SHORT TASK:
Repeat every record below exactly, omitting any pictures.

DATA SUPPLIED:
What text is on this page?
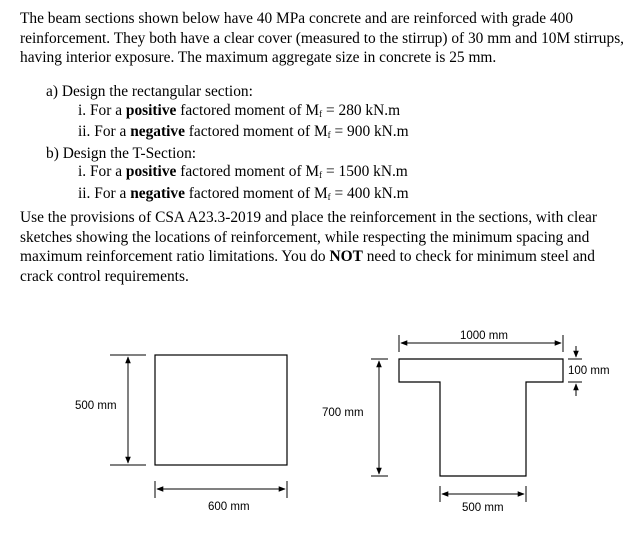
The beam sections shown below have 40 MPa concrete and are reinforced with grade 400 reinforcement. They both have a clear cover (measured to the stirrup) of 30 mm and 10M stirrups, having interior exposure. The maximum aggregate size in concrete is 25 mm.
a) Design the rectangular section:
i. For a positive factored moment of $M_f = 280$ kN.m
ii. For a negative factored moment of $M_f = 900$ kN.m
b) Design the T-Section:
i. For a positive factored moment of $M_f = 1500$ kN.m
ii. For a negative factored moment of $M_f = 400$ kN.m
Use the provisions of CSA A23.3-2019 and place the reinforcement in the sections, with clear sketches showing the locations of reinforcement, while respecting the minimum spacing and maximum reinforcement ratio limitations. You do NOT need to check for minimum steel and crack control requirements.
500 mm
600 mm
1000 mm
100 mm
700 mm
500 mm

REPLY TO THE EXERCISE:
What text is on this page?
The beam sections shown below have 40 MPa concrete and are reinforced with grade 400 reinforcement. They both have a clear cover (measured to the stirrup) of 30 mm and 10M stirrups, having interior exposure. The maximum aggregate size in concrete is 25 mm.
a) Design the rectangular section:
i. For a positive factored moment of $M_f = 280$ kN.m
ii. For a negative factored moment of $M_f = 900$ kN.m
b) Design the T-Section:
i. For a positive factored moment of $M_f = 1500$ kN.m
ii. For a negative factored moment of $M_f = 400$ kN.m
Use the provisions of CSA A23.3-2019 and place the reinforcement in the sections, with clear sketches showing the locations of reinforcement, while respecting the minimum spacing and maximum reinforcement ratio limitations. You do NOT need to check for minimum steel and crack control requirements.
500 mm
600 mm
1000 mm
100 mm
700 mm
500 mm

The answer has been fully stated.